## Task statement
Quote the records that follow in full, leaving the pictures out.

## Data entries

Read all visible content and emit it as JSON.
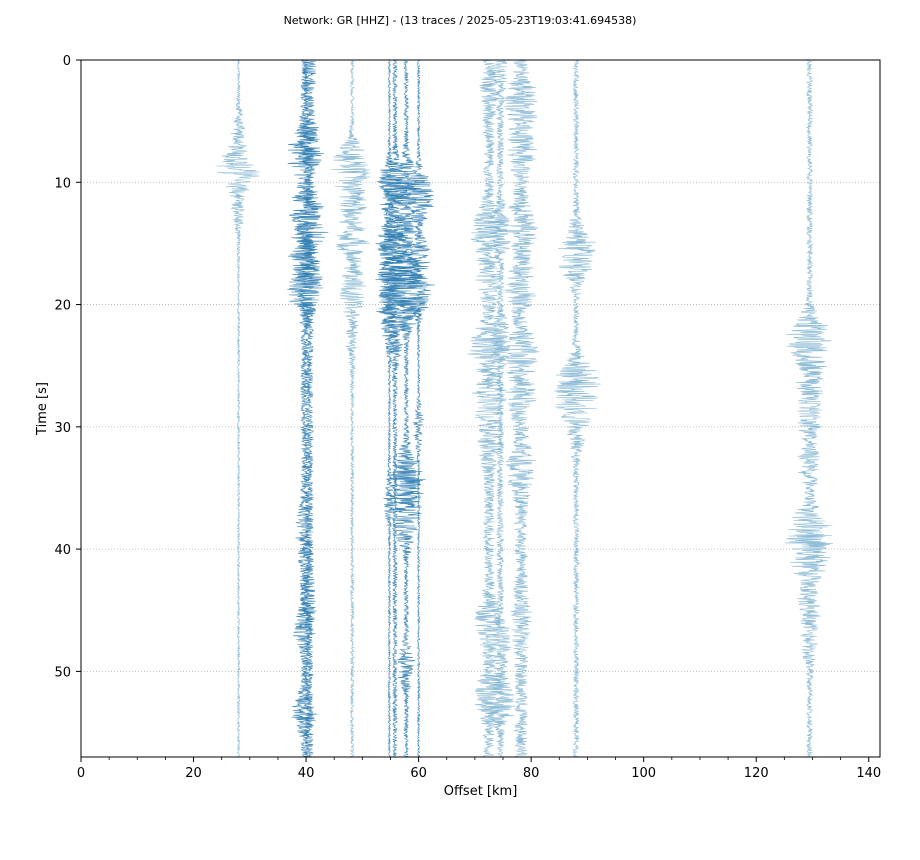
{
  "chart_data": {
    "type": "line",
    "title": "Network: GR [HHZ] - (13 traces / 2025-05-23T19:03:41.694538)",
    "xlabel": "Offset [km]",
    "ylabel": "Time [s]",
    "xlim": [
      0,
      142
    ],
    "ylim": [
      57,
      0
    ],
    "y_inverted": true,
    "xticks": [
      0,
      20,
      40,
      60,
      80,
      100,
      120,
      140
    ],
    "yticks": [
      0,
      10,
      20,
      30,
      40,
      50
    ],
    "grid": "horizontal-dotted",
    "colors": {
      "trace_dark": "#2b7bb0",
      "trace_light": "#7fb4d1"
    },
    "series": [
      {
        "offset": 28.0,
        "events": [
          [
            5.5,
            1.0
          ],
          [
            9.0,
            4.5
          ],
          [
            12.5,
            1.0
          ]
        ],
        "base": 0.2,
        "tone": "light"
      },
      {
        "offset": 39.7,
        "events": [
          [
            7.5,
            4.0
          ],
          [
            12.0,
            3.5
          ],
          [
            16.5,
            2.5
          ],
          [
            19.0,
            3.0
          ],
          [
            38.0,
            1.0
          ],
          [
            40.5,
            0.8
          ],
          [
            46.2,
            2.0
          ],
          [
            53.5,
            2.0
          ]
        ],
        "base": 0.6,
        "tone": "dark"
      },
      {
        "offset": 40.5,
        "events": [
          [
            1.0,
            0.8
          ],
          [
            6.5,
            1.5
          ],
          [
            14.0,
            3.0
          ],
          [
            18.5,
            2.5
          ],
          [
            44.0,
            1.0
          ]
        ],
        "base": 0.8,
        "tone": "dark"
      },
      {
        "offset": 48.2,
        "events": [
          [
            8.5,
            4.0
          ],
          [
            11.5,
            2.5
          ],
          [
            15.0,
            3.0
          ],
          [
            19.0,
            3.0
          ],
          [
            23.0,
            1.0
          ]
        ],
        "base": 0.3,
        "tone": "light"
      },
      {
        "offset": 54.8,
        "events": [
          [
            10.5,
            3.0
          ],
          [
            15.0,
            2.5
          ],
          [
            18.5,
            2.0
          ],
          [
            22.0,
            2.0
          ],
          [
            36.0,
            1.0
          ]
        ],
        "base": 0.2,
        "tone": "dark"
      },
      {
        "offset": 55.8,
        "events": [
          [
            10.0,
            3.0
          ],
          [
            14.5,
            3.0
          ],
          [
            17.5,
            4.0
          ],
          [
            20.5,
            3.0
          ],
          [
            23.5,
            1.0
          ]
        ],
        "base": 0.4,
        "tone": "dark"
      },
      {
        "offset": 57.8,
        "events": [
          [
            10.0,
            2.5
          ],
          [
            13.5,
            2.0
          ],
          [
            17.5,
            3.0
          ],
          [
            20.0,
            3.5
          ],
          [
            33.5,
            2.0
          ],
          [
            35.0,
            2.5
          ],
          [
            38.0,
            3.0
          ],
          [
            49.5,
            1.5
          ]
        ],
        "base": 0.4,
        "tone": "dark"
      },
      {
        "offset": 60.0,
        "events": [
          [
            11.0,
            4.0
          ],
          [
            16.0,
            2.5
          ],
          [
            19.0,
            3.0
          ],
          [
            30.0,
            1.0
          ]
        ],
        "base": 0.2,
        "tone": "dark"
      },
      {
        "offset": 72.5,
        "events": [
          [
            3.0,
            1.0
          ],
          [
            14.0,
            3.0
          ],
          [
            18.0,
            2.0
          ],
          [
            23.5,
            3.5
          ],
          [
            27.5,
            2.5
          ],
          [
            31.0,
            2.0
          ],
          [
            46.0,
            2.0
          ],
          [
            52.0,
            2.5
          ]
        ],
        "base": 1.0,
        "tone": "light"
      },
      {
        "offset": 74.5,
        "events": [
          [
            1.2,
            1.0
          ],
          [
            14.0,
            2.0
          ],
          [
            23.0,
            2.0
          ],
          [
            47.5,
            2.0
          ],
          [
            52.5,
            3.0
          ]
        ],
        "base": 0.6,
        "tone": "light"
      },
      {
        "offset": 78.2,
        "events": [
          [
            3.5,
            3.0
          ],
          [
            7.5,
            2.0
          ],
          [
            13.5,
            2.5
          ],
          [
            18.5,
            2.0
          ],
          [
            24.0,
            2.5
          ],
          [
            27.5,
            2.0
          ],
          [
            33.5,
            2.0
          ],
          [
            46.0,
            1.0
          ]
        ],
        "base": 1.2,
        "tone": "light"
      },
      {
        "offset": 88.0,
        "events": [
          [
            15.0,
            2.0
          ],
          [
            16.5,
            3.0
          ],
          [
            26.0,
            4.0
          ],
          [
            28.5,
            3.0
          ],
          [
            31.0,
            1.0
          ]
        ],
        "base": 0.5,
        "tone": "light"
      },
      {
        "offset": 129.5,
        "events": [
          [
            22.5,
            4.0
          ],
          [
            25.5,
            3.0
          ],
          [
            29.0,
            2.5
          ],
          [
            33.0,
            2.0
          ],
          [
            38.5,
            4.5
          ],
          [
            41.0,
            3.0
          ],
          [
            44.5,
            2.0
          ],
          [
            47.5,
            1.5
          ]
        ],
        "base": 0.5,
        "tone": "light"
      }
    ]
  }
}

## Task result
Read all visible content and emit it as JSON.
{
  "chart_data": {
    "type": "line",
    "title": "Network: GR [HHZ] - (13 traces / 2025-05-23T19:03:41.694538)",
    "xlabel": "Offset [km]",
    "ylabel": "Time [s]",
    "xlim": [
      0,
      142
    ],
    "ylim": [
      57,
      0
    ],
    "y_inverted": true,
    "xticks": [
      0,
      20,
      40,
      60,
      80,
      100,
      120,
      140
    ],
    "yticks": [
      0,
      10,
      20,
      30,
      40,
      50
    ],
    "grid": "horizontal-dotted",
    "colors": {
      "trace_dark": "#2b7bb0",
      "trace_light": "#7fb4d1"
    },
    "series": [
      {
        "offset": 28.0,
        "events": [
          [
            5.5,
            1.0
          ],
          [
            9.0,
            4.5
          ],
          [
            12.5,
            1.0
          ]
        ],
        "base": 0.2,
        "tone": "light"
      },
      {
        "offset": 39.7,
        "events": [
          [
            7.5,
            4.0
          ],
          [
            12.0,
            3.5
          ],
          [
            16.5,
            2.5
          ],
          [
            19.0,
            3.0
          ],
          [
            38.0,
            1.0
          ],
          [
            40.5,
            0.8
          ],
          [
            46.2,
            2.0
          ],
          [
            53.5,
            2.0
          ]
        ],
        "base": 0.6,
        "tone": "dark"
      },
      {
        "offset": 40.5,
        "events": [
          [
            1.0,
            0.8
          ],
          [
            6.5,
            1.5
          ],
          [
            14.0,
            3.0
          ],
          [
            18.5,
            2.5
          ],
          [
            44.0,
            1.0
          ]
        ],
        "base": 0.8,
        "tone": "dark"
      },
      {
        "offset": 48.2,
        "events": [
          [
            8.5,
            4.0
          ],
          [
            11.5,
            2.5
          ],
          [
            15.0,
            3.0
          ],
          [
            19.0,
            3.0
          ],
          [
            23.0,
            1.0
          ]
        ],
        "base": 0.3,
        "tone": "light"
      },
      {
        "offset": 54.8,
        "events": [
          [
            10.5,
            3.0
          ],
          [
            15.0,
            2.5
          ],
          [
            18.5,
            2.0
          ],
          [
            22.0,
            2.0
          ],
          [
            36.0,
            1.0
          ]
        ],
        "base": 0.2,
        "tone": "dark"
      },
      {
        "offset": 55.8,
        "events": [
          [
            10.0,
            3.0
          ],
          [
            14.5,
            3.0
          ],
          [
            17.5,
            4.0
          ],
          [
            20.5,
            3.0
          ],
          [
            23.5,
            1.0
          ]
        ],
        "base": 0.4,
        "tone": "dark"
      },
      {
        "offset": 57.8,
        "events": [
          [
            10.0,
            2.5
          ],
          [
            13.5,
            2.0
          ],
          [
            17.5,
            3.0
          ],
          [
            20.0,
            3.5
          ],
          [
            33.5,
            2.0
          ],
          [
            35.0,
            2.5
          ],
          [
            38.0,
            3.0
          ],
          [
            49.5,
            1.5
          ]
        ],
        "base": 0.4,
        "tone": "dark"
      },
      {
        "offset": 60.0,
        "events": [
          [
            11.0,
            4.0
          ],
          [
            16.0,
            2.5
          ],
          [
            19.0,
            3.0
          ],
          [
            30.0,
            1.0
          ]
        ],
        "base": 0.2,
        "tone": "dark"
      },
      {
        "offset": 72.5,
        "events": [
          [
            3.0,
            1.0
          ],
          [
            14.0,
            3.0
          ],
          [
            18.0,
            2.0
          ],
          [
            23.5,
            3.5
          ],
          [
            27.5,
            2.5
          ],
          [
            31.0,
            2.0
          ],
          [
            46.0,
            2.0
          ],
          [
            52.0,
            2.5
          ]
        ],
        "base": 1.0,
        "tone": "light"
      },
      {
        "offset": 74.5,
        "events": [
          [
            1.2,
            1.0
          ],
          [
            14.0,
            2.0
          ],
          [
            23.0,
            2.0
          ],
          [
            47.5,
            2.0
          ],
          [
            52.5,
            3.0
          ]
        ],
        "base": 0.6,
        "tone": "light"
      },
      {
        "offset": 78.2,
        "events": [
          [
            3.5,
            3.0
          ],
          [
            7.5,
            2.0
          ],
          [
            13.5,
            2.5
          ],
          [
            18.5,
            2.0
          ],
          [
            24.0,
            2.5
          ],
          [
            27.5,
            2.0
          ],
          [
            33.5,
            2.0
          ],
          [
            46.0,
            1.0
          ]
        ],
        "base": 1.2,
        "tone": "light"
      },
      {
        "offset": 88.0,
        "events": [
          [
            15.0,
            2.0
          ],
          [
            16.5,
            3.0
          ],
          [
            26.0,
            4.0
          ],
          [
            28.5,
            3.0
          ],
          [
            31.0,
            1.0
          ]
        ],
        "base": 0.5,
        "tone": "light"
      },
      {
        "offset": 129.5,
        "events": [
          [
            22.5,
            4.0
          ],
          [
            25.5,
            3.0
          ],
          [
            29.0,
            2.5
          ],
          [
            33.0,
            2.0
          ],
          [
            38.5,
            4.5
          ],
          [
            41.0,
            3.0
          ],
          [
            44.5,
            2.0
          ],
          [
            47.5,
            1.5
          ]
        ],
        "base": 0.5,
        "tone": "light"
      }
    ]
  }
}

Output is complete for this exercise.